** TASK TO CARRY OUT **
Copy the stretch from "After all that, it" through "of ubergeekness then." in the passage about the year 2011, swapping every "iPad" for "tablet".

** GIVEN PASSAGE **
#####
After all that, it makes me wonder how 2011 will stack up in comparison. Can the new year continue to carry the torch of awesomeness just as 2010 did? There’s certainly a lot expected to happen for 2011 that makes me hopeful. For one, it will mark the arrival of the iPhone on Verizon. YES, YES, THANK YOU GOD, YES.

Not only that but I will probably purchase my first iPad too when the second generation comes out, completing my trifecta of owning an iPhone, MacBook and iPad. I will be an unstoppable force of ubergeekness then.

I also have a few trips and meetups planned already, beginning with a meetup with Bailey in the city in January, then again in February when she comes to attend the fashion show. I trust by then she can sneak me in so I can ensconce myself in a sea of the world’s hottest models, where any one of them could be looking for a downtown man like me. Just like Billy Joel says, so it must be true! :-D

After that I would immediately flee New York (on Valentine’s Day no less) for a trip to Portland, Maine (and possibly beyond), a return to New Hampshire for a day or two, and finally a four day stay at Boston, where everybody knows my name, and they’re always glad I came.
#####
** DATA PROVIDED **

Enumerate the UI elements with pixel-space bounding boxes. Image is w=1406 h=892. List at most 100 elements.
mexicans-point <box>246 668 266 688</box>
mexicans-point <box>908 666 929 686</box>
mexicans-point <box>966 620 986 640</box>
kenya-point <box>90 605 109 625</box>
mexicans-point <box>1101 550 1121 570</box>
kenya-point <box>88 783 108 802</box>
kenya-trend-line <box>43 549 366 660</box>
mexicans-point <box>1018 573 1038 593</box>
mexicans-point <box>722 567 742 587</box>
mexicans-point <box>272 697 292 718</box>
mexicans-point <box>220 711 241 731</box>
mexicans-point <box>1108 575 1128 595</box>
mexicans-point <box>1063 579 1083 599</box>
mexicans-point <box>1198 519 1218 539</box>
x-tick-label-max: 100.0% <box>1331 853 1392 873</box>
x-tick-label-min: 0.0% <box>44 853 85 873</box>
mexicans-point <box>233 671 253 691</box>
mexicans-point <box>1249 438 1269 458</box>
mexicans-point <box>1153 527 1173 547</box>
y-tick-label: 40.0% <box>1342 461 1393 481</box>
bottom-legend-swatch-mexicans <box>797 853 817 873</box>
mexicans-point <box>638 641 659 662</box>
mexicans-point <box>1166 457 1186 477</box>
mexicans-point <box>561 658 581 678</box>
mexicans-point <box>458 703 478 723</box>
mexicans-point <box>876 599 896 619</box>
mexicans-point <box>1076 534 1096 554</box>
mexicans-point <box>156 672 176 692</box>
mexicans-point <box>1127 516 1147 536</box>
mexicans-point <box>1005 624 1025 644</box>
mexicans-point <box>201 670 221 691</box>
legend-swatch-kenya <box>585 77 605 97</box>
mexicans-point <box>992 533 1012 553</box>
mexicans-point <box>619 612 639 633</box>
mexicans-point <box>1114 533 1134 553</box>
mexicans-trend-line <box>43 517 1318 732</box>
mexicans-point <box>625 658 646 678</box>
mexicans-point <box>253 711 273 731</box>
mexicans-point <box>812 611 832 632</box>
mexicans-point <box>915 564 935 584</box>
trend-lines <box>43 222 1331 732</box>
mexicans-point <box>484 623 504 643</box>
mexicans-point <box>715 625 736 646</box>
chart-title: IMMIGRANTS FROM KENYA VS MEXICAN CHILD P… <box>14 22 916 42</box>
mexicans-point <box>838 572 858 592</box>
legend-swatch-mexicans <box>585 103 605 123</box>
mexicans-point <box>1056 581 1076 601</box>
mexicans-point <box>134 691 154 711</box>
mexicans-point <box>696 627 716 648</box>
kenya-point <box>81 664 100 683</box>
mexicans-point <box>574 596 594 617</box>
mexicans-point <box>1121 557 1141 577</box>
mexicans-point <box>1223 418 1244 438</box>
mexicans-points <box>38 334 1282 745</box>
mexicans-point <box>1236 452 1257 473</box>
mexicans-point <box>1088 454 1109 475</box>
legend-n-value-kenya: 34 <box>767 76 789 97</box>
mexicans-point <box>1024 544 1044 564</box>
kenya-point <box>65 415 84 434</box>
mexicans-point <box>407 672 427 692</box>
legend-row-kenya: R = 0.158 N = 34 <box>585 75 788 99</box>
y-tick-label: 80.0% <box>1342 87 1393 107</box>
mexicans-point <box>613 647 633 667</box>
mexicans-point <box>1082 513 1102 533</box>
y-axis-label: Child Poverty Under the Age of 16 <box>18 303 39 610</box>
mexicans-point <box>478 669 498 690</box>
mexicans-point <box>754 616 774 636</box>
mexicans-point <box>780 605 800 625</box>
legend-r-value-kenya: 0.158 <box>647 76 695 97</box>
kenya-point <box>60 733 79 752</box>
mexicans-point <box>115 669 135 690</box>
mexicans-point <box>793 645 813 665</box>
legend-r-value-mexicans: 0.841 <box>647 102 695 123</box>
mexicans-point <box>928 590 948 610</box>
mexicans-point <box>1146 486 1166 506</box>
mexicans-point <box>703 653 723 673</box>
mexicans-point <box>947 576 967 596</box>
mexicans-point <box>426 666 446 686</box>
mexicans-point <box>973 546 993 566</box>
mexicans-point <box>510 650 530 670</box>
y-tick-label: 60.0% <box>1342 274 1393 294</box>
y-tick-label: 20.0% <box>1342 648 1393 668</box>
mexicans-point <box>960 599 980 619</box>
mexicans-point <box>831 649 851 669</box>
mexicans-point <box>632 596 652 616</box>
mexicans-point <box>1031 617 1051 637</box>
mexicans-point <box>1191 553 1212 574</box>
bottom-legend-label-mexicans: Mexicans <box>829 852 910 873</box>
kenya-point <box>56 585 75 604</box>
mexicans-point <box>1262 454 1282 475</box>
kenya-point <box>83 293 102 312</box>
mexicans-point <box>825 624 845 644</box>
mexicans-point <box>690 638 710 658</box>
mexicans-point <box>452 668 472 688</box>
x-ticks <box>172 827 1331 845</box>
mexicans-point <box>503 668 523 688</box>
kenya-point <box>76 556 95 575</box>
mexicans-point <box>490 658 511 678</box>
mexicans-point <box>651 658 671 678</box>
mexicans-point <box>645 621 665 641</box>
#####
** RESULT OF THE EXERCISE **
After all that, it makes me wonder how 2011 will stack up in comparison. Can the new year continue to carry the torch of awesomeness just as 2010 did? There’s certainly a lot expected to happen for 2011 that makes me hopeful. For one, it will mark the arrival of the iPhone on Verizon. YES, YES, THANK YOU GOD, YES.

Not only that but I will probably purchase my first tablet too when the second generation comes out, completing my trifecta of owning an iPhone, MacBook and tablet. I will be an unstoppable force of ubergeekness then.